Stated exercise:
Work out the number of lines containing "this". Give that number alone.

[Extracted records]
┌────────

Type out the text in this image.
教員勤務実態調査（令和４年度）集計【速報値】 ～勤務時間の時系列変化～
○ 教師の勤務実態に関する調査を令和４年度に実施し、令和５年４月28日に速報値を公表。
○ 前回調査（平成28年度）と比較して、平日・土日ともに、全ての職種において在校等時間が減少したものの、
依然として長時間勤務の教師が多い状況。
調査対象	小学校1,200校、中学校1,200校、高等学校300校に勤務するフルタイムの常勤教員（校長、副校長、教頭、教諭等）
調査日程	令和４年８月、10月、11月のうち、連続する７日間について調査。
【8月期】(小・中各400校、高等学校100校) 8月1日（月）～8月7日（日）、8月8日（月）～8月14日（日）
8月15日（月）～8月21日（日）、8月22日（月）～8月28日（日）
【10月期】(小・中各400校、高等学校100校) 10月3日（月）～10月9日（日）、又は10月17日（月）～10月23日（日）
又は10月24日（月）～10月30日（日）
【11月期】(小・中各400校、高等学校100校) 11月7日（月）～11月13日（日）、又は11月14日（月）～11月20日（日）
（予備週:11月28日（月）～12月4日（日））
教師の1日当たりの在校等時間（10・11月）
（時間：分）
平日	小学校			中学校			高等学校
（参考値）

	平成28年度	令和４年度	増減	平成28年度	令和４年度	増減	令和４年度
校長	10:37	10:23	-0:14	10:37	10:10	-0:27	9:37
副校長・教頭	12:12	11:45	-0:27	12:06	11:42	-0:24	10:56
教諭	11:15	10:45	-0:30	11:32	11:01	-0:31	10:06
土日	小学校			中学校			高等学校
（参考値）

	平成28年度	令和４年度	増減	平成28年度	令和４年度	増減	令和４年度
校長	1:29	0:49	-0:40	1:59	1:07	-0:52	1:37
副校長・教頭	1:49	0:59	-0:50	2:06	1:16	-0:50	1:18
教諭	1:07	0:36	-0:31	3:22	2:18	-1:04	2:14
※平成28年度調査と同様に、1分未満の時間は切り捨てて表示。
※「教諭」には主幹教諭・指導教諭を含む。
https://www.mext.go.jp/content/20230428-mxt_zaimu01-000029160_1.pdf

└────────
┌────────

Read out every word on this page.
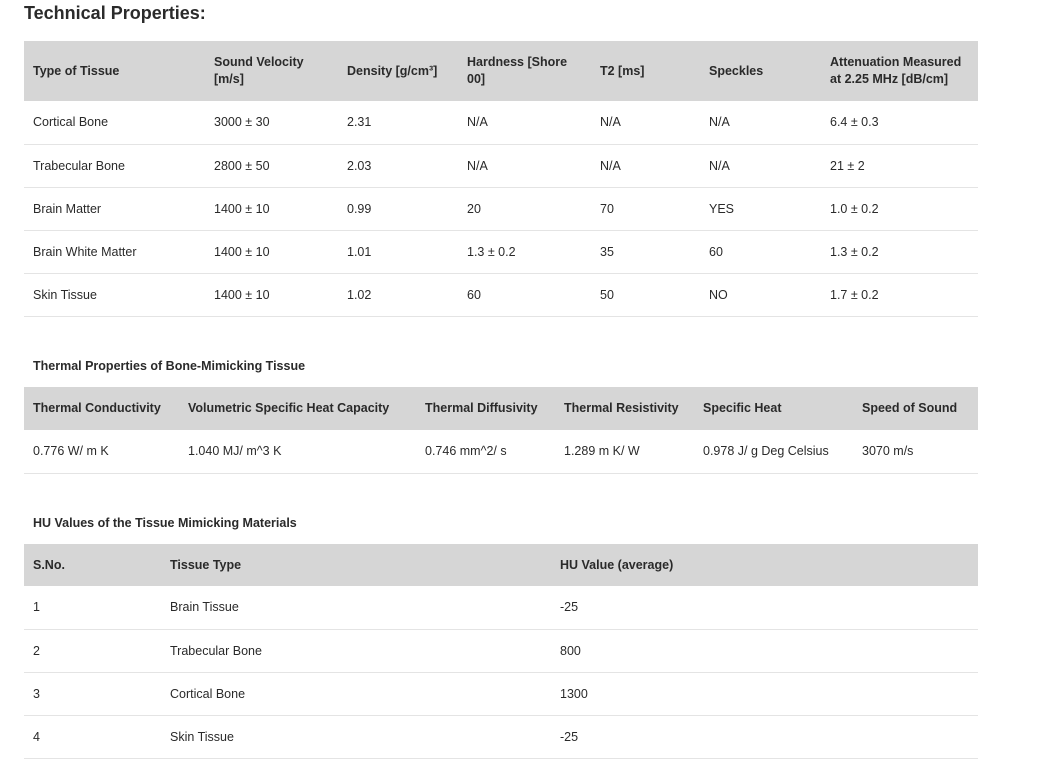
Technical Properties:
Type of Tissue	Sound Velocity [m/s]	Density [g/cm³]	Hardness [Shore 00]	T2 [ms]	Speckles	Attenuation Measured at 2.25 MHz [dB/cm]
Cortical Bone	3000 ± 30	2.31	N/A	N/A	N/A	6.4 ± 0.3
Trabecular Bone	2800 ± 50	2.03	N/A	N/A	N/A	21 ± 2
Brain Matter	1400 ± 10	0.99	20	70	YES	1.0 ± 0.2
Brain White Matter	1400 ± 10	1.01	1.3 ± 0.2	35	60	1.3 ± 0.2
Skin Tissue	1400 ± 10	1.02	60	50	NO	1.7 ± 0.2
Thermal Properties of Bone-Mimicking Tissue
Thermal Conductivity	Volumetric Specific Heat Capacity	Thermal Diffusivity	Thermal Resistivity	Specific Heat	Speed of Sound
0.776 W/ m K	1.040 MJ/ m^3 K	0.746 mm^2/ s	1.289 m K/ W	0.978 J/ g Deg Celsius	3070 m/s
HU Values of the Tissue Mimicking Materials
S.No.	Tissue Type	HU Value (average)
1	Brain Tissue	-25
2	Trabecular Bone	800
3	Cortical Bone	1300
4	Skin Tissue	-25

└────────

Correct output:
2